═══ Material provided ═══

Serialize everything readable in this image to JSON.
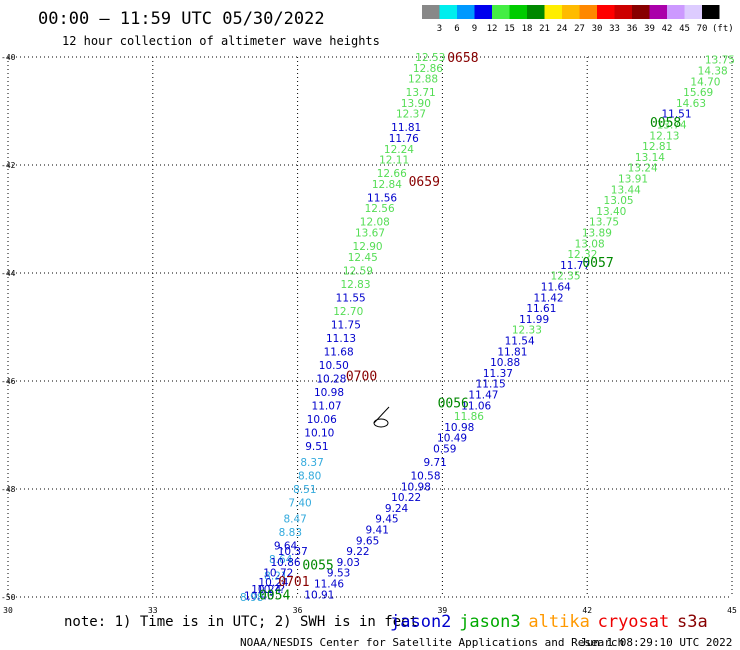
{
  "header": {
    "title": "00:00 — 11:59 UTC 05/30/2022",
    "subtitle": "12 hour collection of altimeter wave heights"
  },
  "scale": {
    "labels": [
      "3",
      "6",
      "9",
      "12",
      "15",
      "18",
      "21",
      "24",
      "27",
      "30",
      "33",
      "36",
      "39",
      "42",
      "45",
      "70"
    ],
    "unit": "(ft)",
    "colors": [
      "#888888",
      "#00eeee",
      "#0099ff",
      "#0000ee",
      "#44ee44",
      "#00cc00",
      "#008800",
      "#ffee00",
      "#ffbb00",
      "#ff8800",
      "#ff0000",
      "#cc0000",
      "#880000",
      "#aa00aa",
      "#cc99ff",
      "#ddccff",
      "#000000"
    ]
  },
  "footer": {
    "note": "note:  1) Time is in UTC;  2) SWH is in feet",
    "credit": "NOAA/NESDIS Center for Satellite Applications and Research",
    "timestamp": "Jun  1 08:29:10 UTC 2022",
    "satellites": [
      {
        "name": "jason2",
        "color": "#0000cc"
      },
      {
        "name": "jason3",
        "color": "#00aa00"
      },
      {
        "name": "altika",
        "color": "#ff9900"
      },
      {
        "name": "cryosat",
        "color": "#ee0000"
      },
      {
        "name": "s3a",
        "color": "#880000"
      }
    ]
  },
  "chart_data": {
    "type": "scatter",
    "xlim": [
      30,
      45
    ],
    "ylim": [
      -50,
      -40
    ],
    "x_ticks": [
      "30",
      "33",
      "36",
      "39",
      "42",
      "45"
    ],
    "y_ticks": [
      "-40",
      "-42",
      "-44",
      "-46",
      "-48",
      "-50"
    ],
    "grid": true,
    "point_colors": {
      "blue": "#0000cc",
      "green": "#55dd55",
      "cyan": "#33aadd",
      "time_green": "#008800",
      "time_red": "#880000"
    },
    "time_labels": [
      {
        "label": "0658",
        "x": 39.1,
        "y": -40.0,
        "color": "time_red"
      },
      {
        "label": "0659",
        "x": 38.3,
        "y": -42.3,
        "color": "time_red"
      },
      {
        "label": "0700",
        "x": 37.0,
        "y": -45.9,
        "color": "time_red"
      },
      {
        "label": "0701",
        "x": 35.6,
        "y": -49.7,
        "color": "time_red"
      },
      {
        "label": "0058",
        "x": 43.3,
        "y": -41.2,
        "color": "time_green"
      },
      {
        "label": "0057",
        "x": 41.9,
        "y": -43.8,
        "color": "time_green"
      },
      {
        "label": "0056",
        "x": 38.9,
        "y": -46.4,
        "color": "time_green"
      },
      {
        "label": "0055",
        "x": 36.1,
        "y": -49.4,
        "color": "time_green"
      },
      {
        "label": "0054",
        "x": 35.2,
        "y": -49.95,
        "color": "time_green"
      }
    ],
    "tracks": [
      {
        "points": [
          {
            "x": 38.75,
            "y": -40.0,
            "v": "12.53",
            "c": "green"
          },
          {
            "x": 38.7,
            "y": -40.2,
            "v": "12.86",
            "c": "green"
          },
          {
            "x": 38.6,
            "y": -40.4,
            "v": "12.88",
            "c": "green"
          },
          {
            "x": 38.55,
            "y": -40.65,
            "v": "13.71",
            "c": "green"
          },
          {
            "x": 38.45,
            "y": -40.85,
            "v": "13.90",
            "c": "green"
          },
          {
            "x": 38.35,
            "y": -41.05,
            "v": "12.37",
            "c": "green"
          },
          {
            "x": 38.25,
            "y": -41.3,
            "v": "11.81",
            "c": "blue"
          },
          {
            "x": 38.2,
            "y": -41.5,
            "v": "11.76",
            "c": "blue"
          },
          {
            "x": 38.1,
            "y": -41.7,
            "v": "12.24",
            "c": "green"
          },
          {
            "x": 38.0,
            "y": -41.9,
            "v": "12.11",
            "c": "green"
          },
          {
            "x": 37.95,
            "y": -42.15,
            "v": "12.66",
            "c": "green"
          },
          {
            "x": 37.85,
            "y": -42.35,
            "v": "12.84",
            "c": "green"
          },
          {
            "x": 37.75,
            "y": -42.6,
            "v": "11.56",
            "c": "blue"
          },
          {
            "x": 37.7,
            "y": -42.8,
            "v": "12.56",
            "c": "green"
          },
          {
            "x": 37.6,
            "y": -43.05,
            "v": "12.08",
            "c": "green"
          },
          {
            "x": 37.5,
            "y": -43.25,
            "v": "13.67",
            "c": "green"
          },
          {
            "x": 37.45,
            "y": -43.5,
            "v": "12.90",
            "c": "green"
          },
          {
            "x": 37.35,
            "y": -43.7,
            "v": "12.45",
            "c": "green"
          },
          {
            "x": 37.25,
            "y": -43.95,
            "v": "12.59",
            "c": "green"
          },
          {
            "x": 37.2,
            "y": -44.2,
            "v": "12.83",
            "c": "green"
          },
          {
            "x": 37.1,
            "y": -44.45,
            "v": "11.55",
            "c": "blue"
          },
          {
            "x": 37.05,
            "y": -44.7,
            "v": "12.70",
            "c": "green"
          },
          {
            "x": 37.0,
            "y": -44.95,
            "v": "11.75",
            "c": "blue"
          },
          {
            "x": 36.9,
            "y": -45.2,
            "v": "11.13",
            "c": "blue"
          },
          {
            "x": 36.85,
            "y": -45.45,
            "v": "11.68",
            "c": "blue"
          },
          {
            "x": 36.75,
            "y": -45.7,
            "v": "10.50",
            "c": "blue"
          },
          {
            "x": 36.7,
            "y": -45.95,
            "v": "10.28",
            "c": "blue"
          },
          {
            "x": 36.65,
            "y": -46.2,
            "v": "10.98",
            "c": "blue"
          },
          {
            "x": 36.6,
            "y": -46.45,
            "v": "11.07",
            "c": "blue"
          },
          {
            "x": 36.5,
            "y": -46.7,
            "v": "10.06",
            "c": "blue"
          },
          {
            "x": 36.45,
            "y": -46.95,
            "v": "10.10",
            "c": "blue"
          },
          {
            "x": 36.4,
            "y": -47.2,
            "v": "9.51",
            "c": "blue"
          },
          {
            "x": 36.3,
            "y": -47.5,
            "v": "8.37",
            "c": "cyan"
          },
          {
            "x": 36.25,
            "y": -47.75,
            "v": "8.80",
            "c": "cyan"
          },
          {
            "x": 36.15,
            "y": -48.0,
            "v": "8.51",
            "c": "cyan"
          },
          {
            "x": 36.05,
            "y": -48.25,
            "v": "7.40",
            "c": "cyan"
          },
          {
            "x": 35.95,
            "y": -48.55,
            "v": "8.47",
            "c": "cyan"
          },
          {
            "x": 35.85,
            "y": -48.8,
            "v": "8.83",
            "c": "cyan"
          },
          {
            "x": 35.75,
            "y": -49.05,
            "v": "9.64",
            "c": "blue"
          },
          {
            "x": 35.65,
            "y": -49.3,
            "v": "8.64",
            "c": "cyan"
          },
          {
            "x": 35.55,
            "y": -49.6,
            "v": "8.21",
            "c": "cyan"
          },
          {
            "x": 35.45,
            "y": -49.85,
            "v": "10.??",
            "c": "blue"
          }
        ]
      },
      {
        "points": [
          {
            "x": 44.75,
            "y": -40.05,
            "v": "13.75",
            "c": "green"
          },
          {
            "x": 44.6,
            "y": -40.25,
            "v": "14.38",
            "c": "green"
          },
          {
            "x": 44.45,
            "y": -40.45,
            "v": "14.70",
            "c": "green"
          },
          {
            "x": 44.3,
            "y": -40.65,
            "v": "15.69",
            "c": "green"
          },
          {
            "x": 44.15,
            "y": -40.85,
            "v": "14.63",
            "c": "green"
          },
          {
            "x": 43.85,
            "y": -41.05,
            "v": "11.51",
            "c": "blue"
          },
          {
            "x": 43.75,
            "y": -41.25,
            "v": "13.74",
            "c": "green"
          },
          {
            "x": 43.6,
            "y": -41.45,
            "v": "12.13",
            "c": "green"
          },
          {
            "x": 43.45,
            "y": -41.65,
            "v": "12.81",
            "c": "green"
          },
          {
            "x": 43.3,
            "y": -41.85,
            "v": "13.14",
            "c": "green"
          },
          {
            "x": 43.15,
            "y": -42.05,
            "v": "13.24",
            "c": "green"
          },
          {
            "x": 42.95,
            "y": -42.25,
            "v": "13.91",
            "c": "green"
          },
          {
            "x": 42.8,
            "y": -42.45,
            "v": "13.44",
            "c": "green"
          },
          {
            "x": 42.65,
            "y": -42.65,
            "v": "13.05",
            "c": "green"
          },
          {
            "x": 42.5,
            "y": -42.85,
            "v": "13.40",
            "c": "green"
          },
          {
            "x": 42.35,
            "y": -43.05,
            "v": "13.75",
            "c": "green"
          },
          {
            "x": 42.2,
            "y": -43.25,
            "v": "13.89",
            "c": "green"
          },
          {
            "x": 42.05,
            "y": -43.45,
            "v": "13.08",
            "c": "green"
          },
          {
            "x": 41.9,
            "y": -43.65,
            "v": "12.32",
            "c": "green"
          },
          {
            "x": 41.75,
            "y": -43.85,
            "v": "11.77",
            "c": "blue"
          },
          {
            "x": 41.55,
            "y": -44.05,
            "v": "12.35",
            "c": "green"
          },
          {
            "x": 41.35,
            "y": -44.25,
            "v": "11.64",
            "c": "blue"
          },
          {
            "x": 41.2,
            "y": -44.45,
            "v": "11.42",
            "c": "blue"
          },
          {
            "x": 41.05,
            "y": -44.65,
            "v": "11.61",
            "c": "blue"
          },
          {
            "x": 40.9,
            "y": -44.85,
            "v": "11.99",
            "c": "blue"
          },
          {
            "x": 40.75,
            "y": -45.05,
            "v": "12.33",
            "c": "green"
          },
          {
            "x": 40.6,
            "y": -45.25,
            "v": "11.54",
            "c": "blue"
          },
          {
            "x": 40.45,
            "y": -45.45,
            "v": "11.81",
            "c": "blue"
          },
          {
            "x": 40.3,
            "y": -45.65,
            "v": "10.88",
            "c": "blue"
          },
          {
            "x": 40.15,
            "y": -45.85,
            "v": "11.37",
            "c": "blue"
          },
          {
            "x": 40.0,
            "y": -46.05,
            "v": "11.15",
            "c": "blue"
          },
          {
            "x": 39.85,
            "y": -46.25,
            "v": "11.47",
            "c": "blue"
          },
          {
            "x": 39.7,
            "y": -46.45,
            "v": "11.06",
            "c": "blue"
          },
          {
            "x": 39.55,
            "y": -46.65,
            "v": "11.86",
            "c": "green"
          },
          {
            "x": 39.35,
            "y": -46.85,
            "v": "10.98",
            "c": "blue"
          },
          {
            "x": 39.2,
            "y": -47.05,
            "v": "10.49",
            "c": "blue"
          },
          {
            "x": 39.05,
            "y": -47.25,
            "v": "0.59",
            "c": "blue"
          },
          {
            "x": 38.85,
            "y": -47.5,
            "v": "9.71",
            "c": "blue"
          },
          {
            "x": 38.65,
            "y": -47.75,
            "v": "10.58",
            "c": "blue"
          },
          {
            "x": 38.45,
            "y": -47.95,
            "v": "10.98",
            "c": "blue"
          },
          {
            "x": 38.25,
            "y": -48.15,
            "v": "10.22",
            "c": "blue"
          },
          {
            "x": 38.05,
            "y": -48.35,
            "v": "9.24",
            "c": "blue"
          },
          {
            "x": 37.85,
            "y": -48.55,
            "v": "9.45",
            "c": "blue"
          },
          {
            "x": 37.65,
            "y": -48.75,
            "v": "9.41",
            "c": "blue"
          },
          {
            "x": 37.45,
            "y": -48.95,
            "v": "9.65",
            "c": "blue"
          },
          {
            "x": 37.25,
            "y": -49.15,
            "v": "9.22",
            "c": "blue"
          },
          {
            "x": 37.05,
            "y": -49.35,
            "v": "9.03",
            "c": "blue"
          },
          {
            "x": 36.85,
            "y": -49.55,
            "v": "9.53",
            "c": "blue"
          },
          {
            "x": 36.65,
            "y": -49.75,
            "v": "11.46",
            "c": "blue"
          },
          {
            "x": 36.45,
            "y": -49.95,
            "v": "10.91",
            "c": "blue"
          }
        ]
      },
      {
        "points": [
          {
            "x": 35.9,
            "y": -49.15,
            "v": "10.37",
            "c": "blue"
          },
          {
            "x": 35.75,
            "y": -49.35,
            "v": "10.86",
            "c": "blue"
          },
          {
            "x": 35.6,
            "y": -49.55,
            "v": "10.72",
            "c": "blue"
          },
          {
            "x": 35.5,
            "y": -49.72,
            "v": "10.24",
            "c": "blue"
          },
          {
            "x": 35.35,
            "y": -49.85,
            "v": "10.24",
            "c": "blue"
          },
          {
            "x": 35.2,
            "y": -49.97,
            "v": "10.43",
            "c": "blue"
          },
          {
            "x": 35.05,
            "y": -50.0,
            "v": "8.98",
            "c": "cyan"
          }
        ]
      }
    ]
  }
}
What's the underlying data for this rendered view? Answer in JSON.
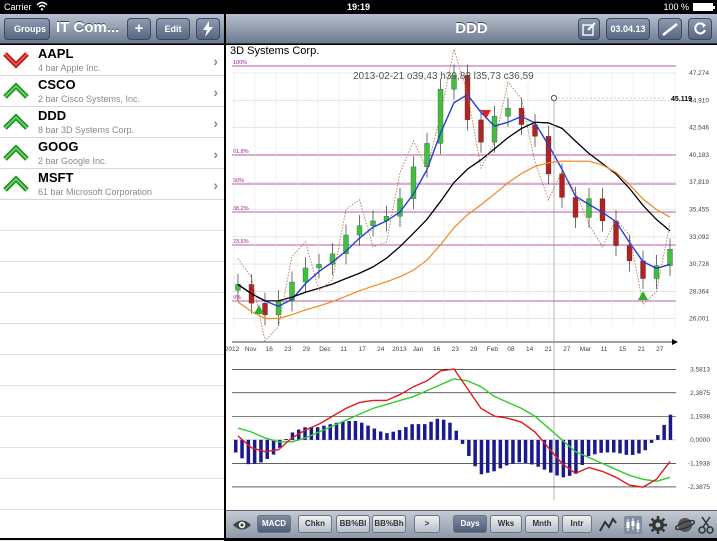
{
  "status": {
    "carrier": "Carrier",
    "time": "19:19",
    "battery": "100 %"
  },
  "left_nav": {
    "back_label": "Groups",
    "title": "IT Com...",
    "add_label": "+",
    "edit_label": "Edit"
  },
  "right_nav": {
    "title": "DDD",
    "date_label": "03.04.13"
  },
  "watchlist": [
    {
      "symbol": "AAPL",
      "desc": "4 bar Apple Inc.",
      "trend": "down"
    },
    {
      "symbol": "CSCO",
      "desc": "2 bar Cisco Systems, Inc.",
      "trend": "up"
    },
    {
      "symbol": "DDD",
      "desc": "8 bar 3D Systems Corp.",
      "trend": "up"
    },
    {
      "symbol": "GOOG",
      "desc": "2 bar Google Inc.",
      "trend": "up"
    },
    {
      "symbol": "MSFT",
      "desc": "61 bar Microsoft Corporation",
      "trend": "up"
    }
  ],
  "chart": {
    "title": "3D Systems Corp.",
    "info": "2013-02-21 o39,43 h39,82 l35,73 c36,59",
    "crosshair_value": "45.119",
    "price_ticks": [
      "47,274",
      "44,910",
      "42,546",
      "40,183",
      "37,819",
      "35,455",
      "33,092",
      "30,728",
      "28,364",
      "26,001"
    ],
    "fib_labels": [
      "100%",
      "61,8%",
      "50%",
      "38,2%",
      "23,6%",
      "0%"
    ],
    "date_labels": [
      "2012",
      "Nov",
      "16",
      "23",
      "29",
      "Dec",
      "11",
      "17",
      "24",
      "2013",
      "Jan",
      "16",
      "23",
      "29",
      "Feb",
      "08",
      "14",
      "21",
      "27",
      "Mar",
      "11",
      "15",
      "21",
      "27"
    ],
    "macd_ticks": [
      "3,5813",
      "2,3875",
      "1,1938",
      "0,0000",
      "-1,1938",
      "-2,3875"
    ]
  },
  "toolbar": {
    "indicators": [
      "MACD",
      "Chkn",
      "BB%Bl",
      "BB%Bh",
      ">"
    ],
    "periods": [
      "Days",
      "Wks",
      "Mnth",
      "Intr"
    ]
  },
  "chart_data": {
    "type": "line",
    "title": "3D Systems Corp.",
    "series": [
      {
        "name": "Close",
        "values": [
          29.2,
          27.6,
          26.6,
          27.8,
          29.4,
          30.6,
          30.9,
          31.8,
          33.4,
          34.2,
          34.6,
          35.0,
          36.5,
          39.2,
          41.2,
          45.8,
          47.0,
          43.2,
          41.3,
          43.5,
          44.2,
          42.8,
          41.8,
          38.6,
          36.6,
          34.9,
          36.5,
          34.6,
          32.5,
          31.2,
          29.7,
          30.8,
          32.2
        ]
      },
      {
        "name": "MACD",
        "values": [
          0.2,
          -0.4,
          -0.6,
          -0.5,
          0.1,
          0.5,
          0.8,
          1.2,
          1.6,
          1.9,
          2.0,
          2.0,
          2.3,
          2.7,
          3.0,
          3.5,
          3.6,
          2.6,
          1.6,
          1.2,
          1.1,
          0.9,
          0.4,
          -0.4,
          -1.2,
          -1.7,
          -1.4,
          -1.6,
          -1.9,
          -2.3,
          -2.4,
          -2.0,
          -1.1
        ]
      },
      {
        "name": "Signal",
        "values": [
          0.6,
          0.4,
          0.1,
          -0.1,
          -0.1,
          0.1,
          0.4,
          0.7,
          1.0,
          1.3,
          1.6,
          1.8,
          2.0,
          2.2,
          2.5,
          2.8,
          3.1,
          3.0,
          2.7,
          2.2,
          1.9,
          1.6,
          1.2,
          0.6,
          0.0,
          -0.6,
          -0.9,
          -1.2,
          -1.5,
          -1.8,
          -2.0,
          -2.1,
          -1.9
        ]
      }
    ],
    "ylim": [
      26.001,
      47.274
    ]
  }
}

═══

What is required ::
Reply with only the number of lines in the entries that contain the word "desc".

Task result ::
5